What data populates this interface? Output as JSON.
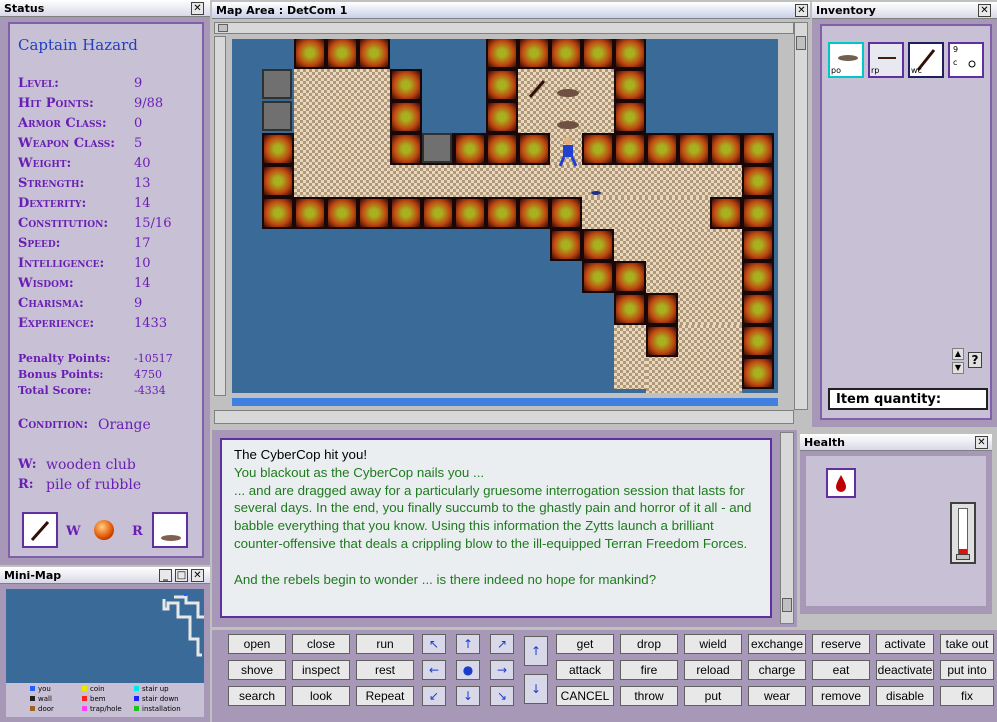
{
  "status": {
    "title": "Status",
    "name": "Captain Hazard",
    "stats": [
      {
        "label": "Level:",
        "value": "9"
      },
      {
        "label": "Hit Points:",
        "value": "9/88"
      },
      {
        "label": "Armor Class:",
        "value": "0"
      },
      {
        "label": "Weapon Class:",
        "value": "5"
      },
      {
        "label": "Weight:",
        "value": "40"
      },
      {
        "label": "Strength:",
        "value": "13"
      },
      {
        "label": "Dexterity:",
        "value": "14"
      },
      {
        "label": "Constitution:",
        "value": "15/16"
      },
      {
        "label": "Speed:",
        "value": "17"
      },
      {
        "label": "Intelligence:",
        "value": "10"
      },
      {
        "label": "Wisdom:",
        "value": "14"
      },
      {
        "label": "Charisma:",
        "value": "9"
      },
      {
        "label": "Experience:",
        "value": "1433"
      }
    ],
    "points": [
      {
        "label": "Penalty Points:",
        "value": "-10517"
      },
      {
        "label": "Bonus Points:",
        "value": "4750"
      },
      {
        "label": "Total Score:",
        "value": "-4334"
      }
    ],
    "condition_label": "Condition:",
    "condition_value": "Orange",
    "weapon_key": "W:",
    "weapon_value": "wooden club",
    "ready_key": "R:",
    "ready_value": "pile of rubble",
    "slot_w": "W",
    "slot_r": "R"
  },
  "minimap": {
    "title": "Mini-Map",
    "legend": [
      {
        "label": "you",
        "color": "#2060ff"
      },
      {
        "label": "coin",
        "color": "#e8e800"
      },
      {
        "label": "stair up",
        "color": "#00e8e8"
      },
      {
        "label": "wall",
        "color": "#202020"
      },
      {
        "label": "bem",
        "color": "#ff2020"
      },
      {
        "label": "stair down",
        "color": "#2020ff"
      },
      {
        "label": "door",
        "color": "#a06020"
      },
      {
        "label": "trap/hole",
        "color": "#ff40ff"
      },
      {
        "label": "installation",
        "color": "#20c020"
      }
    ]
  },
  "map": {
    "title": "Map Area : DetCom 1"
  },
  "inventory": {
    "title": "Inventory",
    "slots": [
      {
        "label": "po"
      },
      {
        "label": "rp"
      },
      {
        "label": "wc"
      },
      {
        "label": "c"
      }
    ],
    "slot_count": "9",
    "help": "?",
    "quantity_label": "Item quantity:"
  },
  "messages": [
    "The CyberCop hit you!",
    "You blackout as the CyberCop nails you ...",
    "... and are dragged away for a particularly gruesome interrogation session that lasts for several days.  In the end, you finally succumb to the ghastly pain and horror of it all - and babble everything that you know.  Using this information the Zytts launch a brilliant counter-offensive that deals a crippling blow to the ill-equipped Terran Freedom Forces.",
    "",
    "And the rebels begin to wonder ... is there indeed no hope for mankind?"
  ],
  "health": {
    "title": "Health",
    "level": 0.1
  },
  "commands": {
    "col1": [
      "open",
      "shove",
      "search"
    ],
    "col2": [
      "close",
      "inspect",
      "look"
    ],
    "col3": [
      "run",
      "rest",
      "Repeat"
    ],
    "col4": [
      "get",
      "attack",
      "CANCEL"
    ],
    "col5": [
      "drop",
      "fire",
      "throw"
    ],
    "col6": [
      "wield",
      "reload",
      "put"
    ],
    "col7": [
      "exchange",
      "charge",
      "wear"
    ],
    "col8": [
      "reserve",
      "eat",
      "remove"
    ],
    "col9": [
      "activate",
      "deactivate",
      "disable"
    ],
    "col10": [
      "take out",
      "put into",
      "fix"
    ],
    "arrows": [
      "↖",
      "↑",
      "↗",
      "←",
      "●",
      "→",
      "↙",
      "↓",
      "↘"
    ],
    "stair_up": "↑",
    "stair_down": "↓"
  },
  "colors": {
    "status_text": "#6a1fb4",
    "message_text": "#1f7a1f",
    "map_water": "#3a6a98"
  }
}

#### What to do
Write the material out again exactly as it appears, dropping the pictures.

#### The answer
What data populates this interface? Output as JSON.
{
  "status": {
    "title": "Status",
    "name": "Captain Hazard",
    "stats": [
      {
        "label": "Level:",
        "value": "9"
      },
      {
        "label": "Hit Points:",
        "value": "9/88"
      },
      {
        "label": "Armor Class:",
        "value": "0"
      },
      {
        "label": "Weapon Class:",
        "value": "5"
      },
      {
        "label": "Weight:",
        "value": "40"
      },
      {
        "label": "Strength:",
        "value": "13"
      },
      {
        "label": "Dexterity:",
        "value": "14"
      },
      {
        "label": "Constitution:",
        "value": "15/16"
      },
      {
        "label": "Speed:",
        "value": "17"
      },
      {
        "label": "Intelligence:",
        "value": "10"
      },
      {
        "label": "Wisdom:",
        "value": "14"
      },
      {
        "label": "Charisma:",
        "value": "9"
      },
      {
        "label": "Experience:",
        "value": "1433"
      }
    ],
    "points": [
      {
        "label": "Penalty Points:",
        "value": "-10517"
      },
      {
        "label": "Bonus Points:",
        "value": "4750"
      },
      {
        "label": "Total Score:",
        "value": "-4334"
      }
    ],
    "condition_label": "Condition:",
    "condition_value": "Orange",
    "weapon_key": "W:",
    "weapon_value": "wooden club",
    "ready_key": "R:",
    "ready_value": "pile of rubble",
    "slot_w": "W",
    "slot_r": "R"
  },
  "minimap": {
    "title": "Mini-Map",
    "legend": [
      {
        "label": "you",
        "color": "#2060ff"
      },
      {
        "label": "coin",
        "color": "#e8e800"
      },
      {
        "label": "stair up",
        "color": "#00e8e8"
      },
      {
        "label": "wall",
        "color": "#202020"
      },
      {
        "label": "bem",
        "color": "#ff2020"
      },
      {
        "label": "stair down",
        "color": "#2020ff"
      },
      {
        "label": "door",
        "color": "#a06020"
      },
      {
        "label": "trap/hole",
        "color": "#ff40ff"
      },
      {
        "label": "installation",
        "color": "#20c020"
      }
    ]
  },
  "map": {
    "title": "Map Area : DetCom 1"
  },
  "inventory": {
    "title": "Inventory",
    "slots": [
      {
        "label": "po"
      },
      {
        "label": "rp"
      },
      {
        "label": "wc"
      },
      {
        "label": "c"
      }
    ],
    "slot_count": "9",
    "help": "?",
    "quantity_label": "Item quantity:"
  },
  "messages": [
    "The CyberCop hit you!",
    "You blackout as the CyberCop nails you ...",
    "... and are dragged away for a particularly gruesome interrogation session that lasts for several days.  In the end, you finally succumb to the ghastly pain and horror of it all - and babble everything that you know.  Using this information the Zytts launch a brilliant counter-offensive that deals a crippling blow to the ill-equipped Terran Freedom Forces.",
    "",
    "And the rebels begin to wonder ... is there indeed no hope for mankind?"
  ],
  "health": {
    "title": "Health",
    "level": 0.1
  },
  "commands": {
    "col1": [
      "open",
      "shove",
      "search"
    ],
    "col2": [
      "close",
      "inspect",
      "look"
    ],
    "col3": [
      "run",
      "rest",
      "Repeat"
    ],
    "col4": [
      "get",
      "attack",
      "CANCEL"
    ],
    "col5": [
      "drop",
      "fire",
      "throw"
    ],
    "col6": [
      "wield",
      "reload",
      "put"
    ],
    "col7": [
      "exchange",
      "charge",
      "wear"
    ],
    "col8": [
      "reserve",
      "eat",
      "remove"
    ],
    "col9": [
      "activate",
      "deactivate",
      "disable"
    ],
    "col10": [
      "take out",
      "put into",
      "fix"
    ],
    "arrows": [
      "↖",
      "↑",
      "↗",
      "←",
      "●",
      "→",
      "↙",
      "↓",
      "↘"
    ],
    "stair_up": "↑",
    "stair_down": "↓"
  },
  "colors": {
    "status_text": "#6a1fb4",
    "message_text": "#1f7a1f",
    "map_water": "#3a6a98"
  }
}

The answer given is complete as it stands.